EXCERPTED DATA:
******************************

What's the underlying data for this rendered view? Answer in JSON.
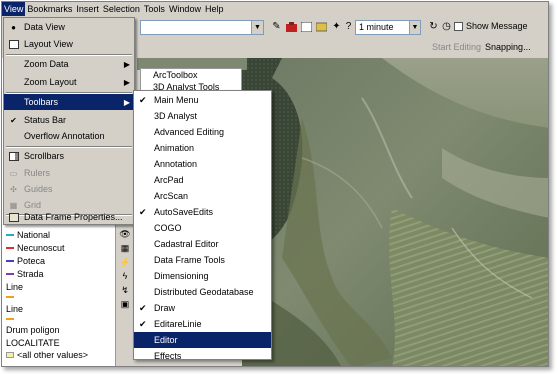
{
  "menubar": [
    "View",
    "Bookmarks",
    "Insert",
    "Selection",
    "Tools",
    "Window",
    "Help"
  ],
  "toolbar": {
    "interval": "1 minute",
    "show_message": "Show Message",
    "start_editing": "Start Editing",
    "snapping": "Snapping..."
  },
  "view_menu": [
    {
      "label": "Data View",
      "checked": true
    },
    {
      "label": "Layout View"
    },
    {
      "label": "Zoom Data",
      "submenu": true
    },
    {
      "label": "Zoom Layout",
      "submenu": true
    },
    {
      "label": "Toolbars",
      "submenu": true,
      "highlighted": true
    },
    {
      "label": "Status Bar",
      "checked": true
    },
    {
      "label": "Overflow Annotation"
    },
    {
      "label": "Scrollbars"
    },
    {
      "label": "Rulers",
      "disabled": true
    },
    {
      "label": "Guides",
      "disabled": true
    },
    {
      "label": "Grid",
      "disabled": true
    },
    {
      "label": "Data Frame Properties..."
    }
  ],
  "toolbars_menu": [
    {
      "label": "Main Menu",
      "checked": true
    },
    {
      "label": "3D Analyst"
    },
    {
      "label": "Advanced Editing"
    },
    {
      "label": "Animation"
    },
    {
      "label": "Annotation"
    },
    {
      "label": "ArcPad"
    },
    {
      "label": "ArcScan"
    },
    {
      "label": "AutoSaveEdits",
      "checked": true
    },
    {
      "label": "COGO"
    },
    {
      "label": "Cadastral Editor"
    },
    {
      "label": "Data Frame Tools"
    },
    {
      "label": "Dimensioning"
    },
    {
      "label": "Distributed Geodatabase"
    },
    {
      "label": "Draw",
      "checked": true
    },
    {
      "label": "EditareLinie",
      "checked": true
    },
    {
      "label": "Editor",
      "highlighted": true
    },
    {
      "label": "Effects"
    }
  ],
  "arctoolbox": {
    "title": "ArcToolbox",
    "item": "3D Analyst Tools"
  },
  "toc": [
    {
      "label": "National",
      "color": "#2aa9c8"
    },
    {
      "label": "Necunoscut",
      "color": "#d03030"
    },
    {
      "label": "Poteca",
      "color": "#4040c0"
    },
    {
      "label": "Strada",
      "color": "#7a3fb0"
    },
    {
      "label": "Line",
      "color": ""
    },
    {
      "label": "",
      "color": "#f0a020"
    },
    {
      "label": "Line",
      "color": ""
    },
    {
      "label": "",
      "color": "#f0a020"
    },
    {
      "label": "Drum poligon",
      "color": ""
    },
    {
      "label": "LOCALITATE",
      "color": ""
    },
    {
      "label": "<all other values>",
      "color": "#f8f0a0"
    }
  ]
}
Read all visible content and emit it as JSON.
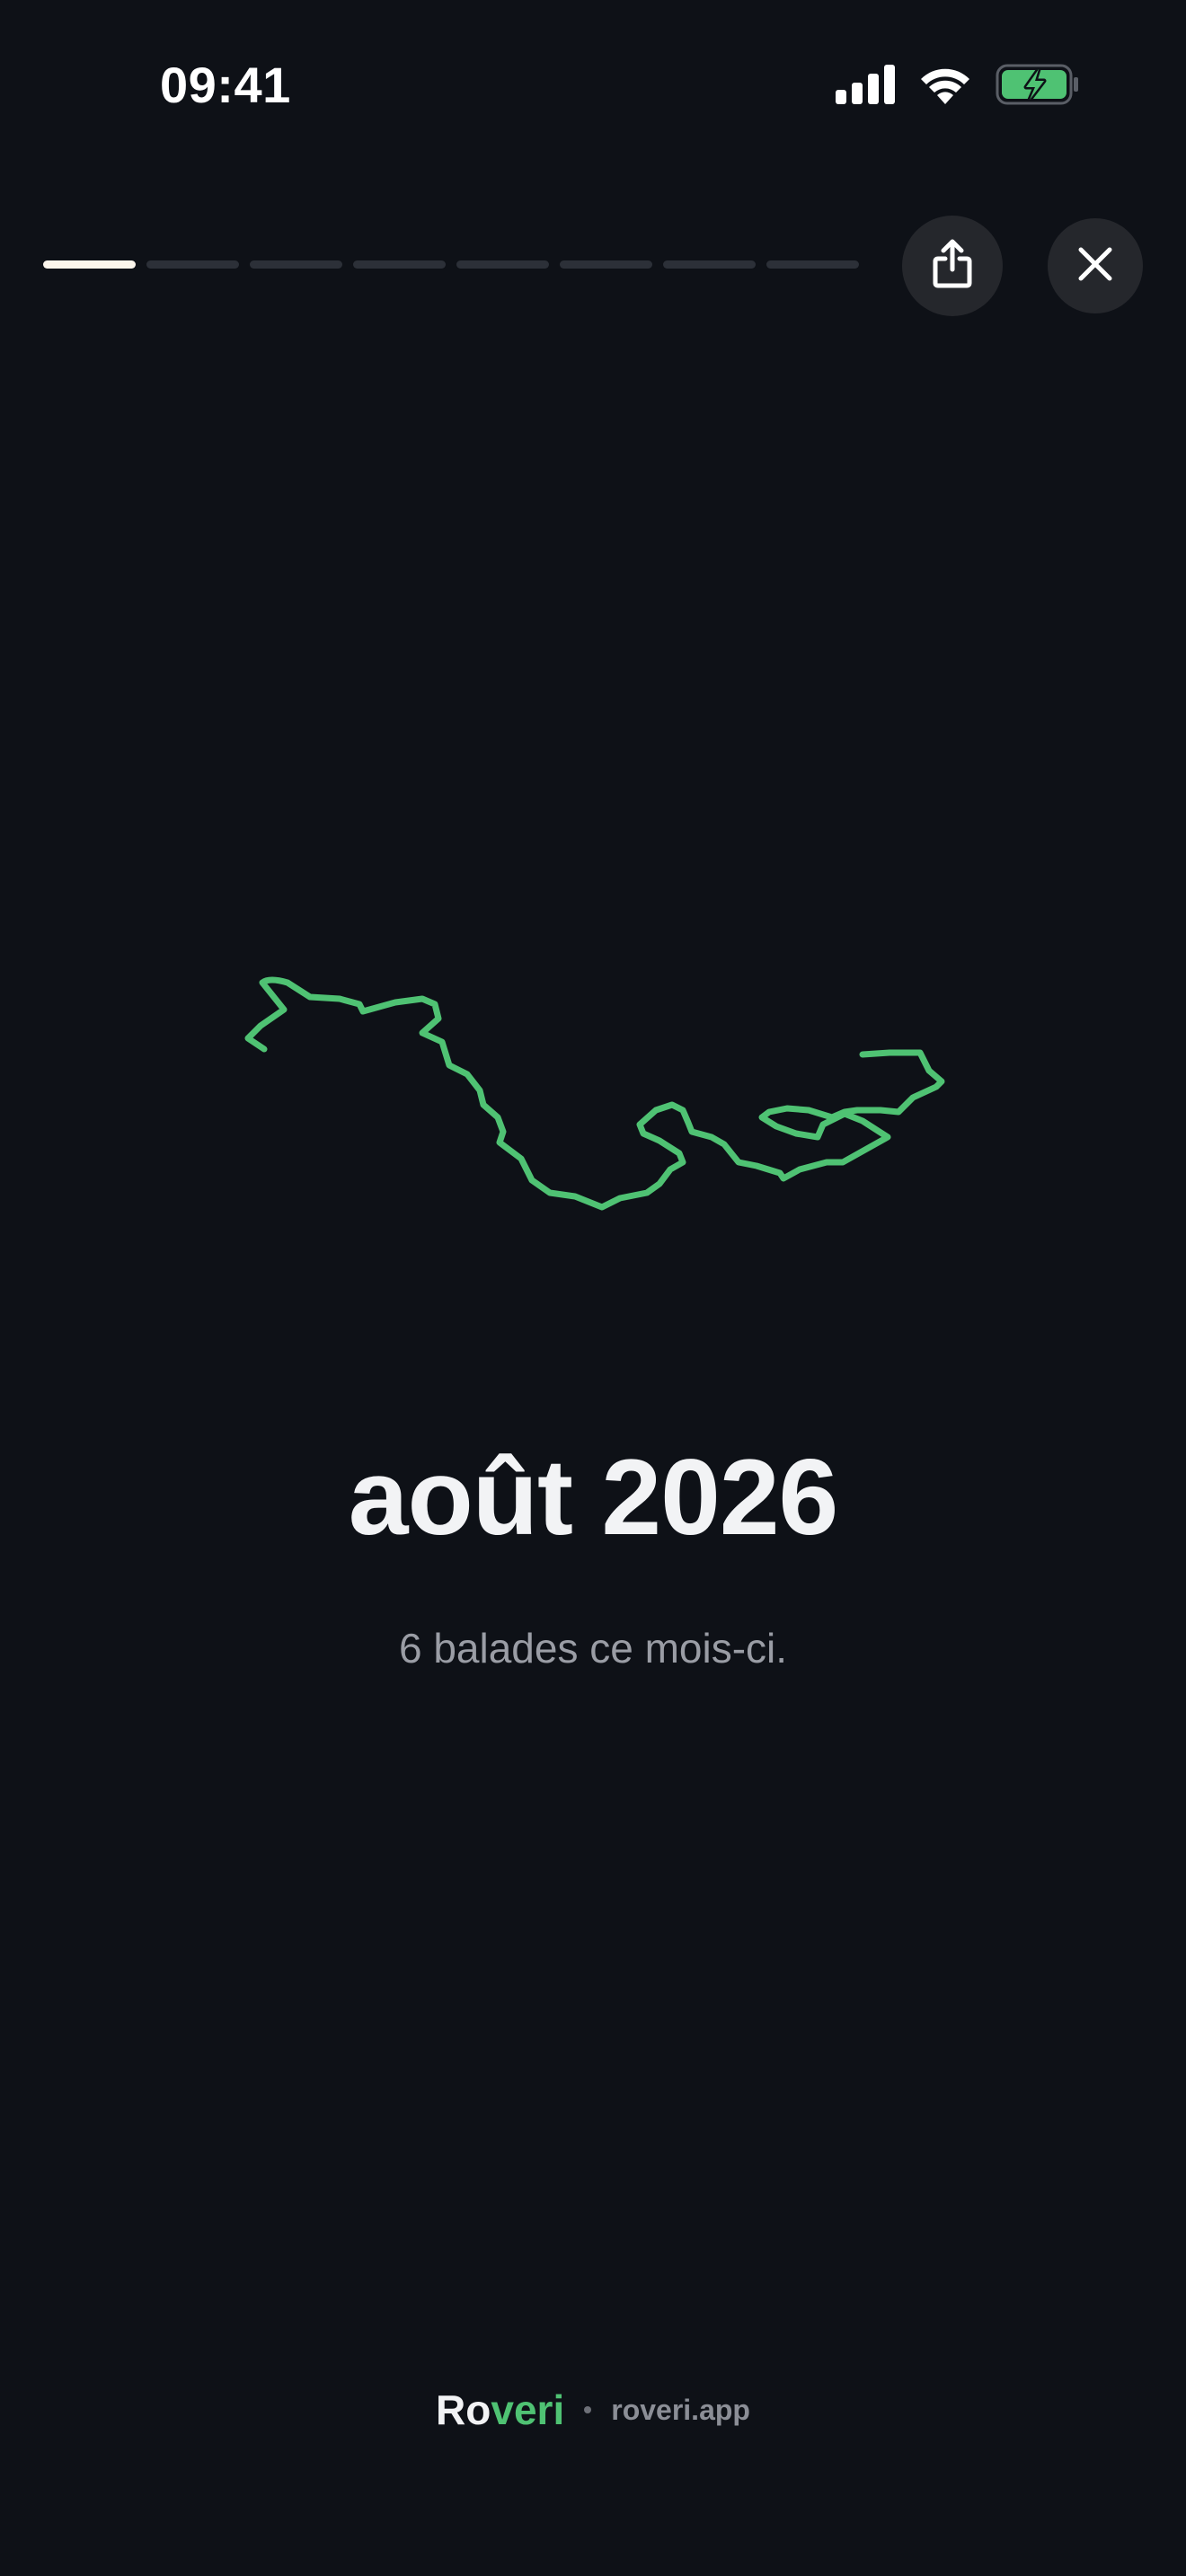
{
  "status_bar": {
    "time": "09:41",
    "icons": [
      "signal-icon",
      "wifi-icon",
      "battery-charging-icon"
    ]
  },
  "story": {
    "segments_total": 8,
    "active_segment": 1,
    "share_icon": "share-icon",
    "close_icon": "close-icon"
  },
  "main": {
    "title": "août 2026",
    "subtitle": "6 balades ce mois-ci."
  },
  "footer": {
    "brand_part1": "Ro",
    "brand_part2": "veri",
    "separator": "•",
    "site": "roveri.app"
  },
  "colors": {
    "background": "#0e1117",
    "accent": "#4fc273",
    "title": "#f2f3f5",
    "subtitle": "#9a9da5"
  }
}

******************************

AIM OF THE TASK:
Skip the pictures and print each record exactly as it stands.

THE ANSWER:
What's the underlying data for this rendered view? Answer in JSON.
{
  "menubar": [
    "View",
    "Bookmarks",
    "Insert",
    "Selection",
    "Tools",
    "Window",
    "Help"
  ],
  "toolbar": {
    "interval": "1 minute",
    "show_message": "Show Message",
    "start_editing": "Start Editing",
    "snapping": "Snapping..."
  },
  "view_menu": [
    {
      "label": "Data View",
      "checked": true
    },
    {
      "label": "Layout View"
    },
    {
      "label": "Zoom Data",
      "submenu": true
    },
    {
      "label": "Zoom Layout",
      "submenu": true
    },
    {
      "label": "Toolbars",
      "submenu": true,
      "highlighted": true
    },
    {
      "label": "Status Bar",
      "checked": true
    },
    {
      "label": "Overflow Annotation"
    },
    {
      "label": "Scrollbars"
    },
    {
      "label": "Rulers",
      "disabled": true
    },
    {
      "label": "Guides",
      "disabled": true
    },
    {
      "label": "Grid",
      "disabled": true
    },
    {
      "label": "Data Frame Properties..."
    }
  ],
  "toolbars_menu": [
    {
      "label": "Main Menu",
      "checked": true
    },
    {
      "label": "3D Analyst"
    },
    {
      "label": "Advanced Editing"
    },
    {
      "label": "Animation"
    },
    {
      "label": "Annotation"
    },
    {
      "label": "ArcPad"
    },
    {
      "label": "ArcScan"
    },
    {
      "label": "AutoSaveEdits",
      "checked": true
    },
    {
      "label": "COGO"
    },
    {
      "label": "Cadastral Editor"
    },
    {
      "label": "Data Frame Tools"
    },
    {
      "label": "Dimensioning"
    },
    {
      "label": "Distributed Geodatabase"
    },
    {
      "label": "Draw",
      "checked": true
    },
    {
      "label": "EditareLinie",
      "checked": true
    },
    {
      "label": "Editor",
      "highlighted": true
    },
    {
      "label": "Effects"
    }
  ],
  "arctoolbox": {
    "title": "ArcToolbox",
    "item": "3D Analyst Tools"
  },
  "toc": [
    {
      "label": "National",
      "color": "#2aa9c8"
    },
    {
      "label": "Necunoscut",
      "color": "#d03030"
    },
    {
      "label": "Poteca",
      "color": "#4040c0"
    },
    {
      "label": "Strada",
      "color": "#7a3fb0"
    },
    {
      "label": "Line",
      "color": ""
    },
    {
      "label": "",
      "color": "#f0a020"
    },
    {
      "label": "Line",
      "color": ""
    },
    {
      "label": "",
      "color": "#f0a020"
    },
    {
      "label": "Drum poligon",
      "color": ""
    },
    {
      "label": "LOCALITATE",
      "color": ""
    },
    {
      "label": "<all other values>",
      "color": "#f8f0a0"
    }
  ]
}
Read all visible content and emit it as JSON.
{
  "status_bar": {
    "time": "09:41",
    "icons": [
      "signal-icon",
      "wifi-icon",
      "battery-charging-icon"
    ]
  },
  "story": {
    "segments_total": 8,
    "active_segment": 1,
    "share_icon": "share-icon",
    "close_icon": "close-icon"
  },
  "main": {
    "title": "août 2026",
    "subtitle": "6 balades ce mois-ci."
  },
  "footer": {
    "brand_part1": "Ro",
    "brand_part2": "veri",
    "separator": "•",
    "site": "roveri.app"
  },
  "colors": {
    "background": "#0e1117",
    "accent": "#4fc273",
    "title": "#f2f3f5",
    "subtitle": "#9a9da5"
  }
}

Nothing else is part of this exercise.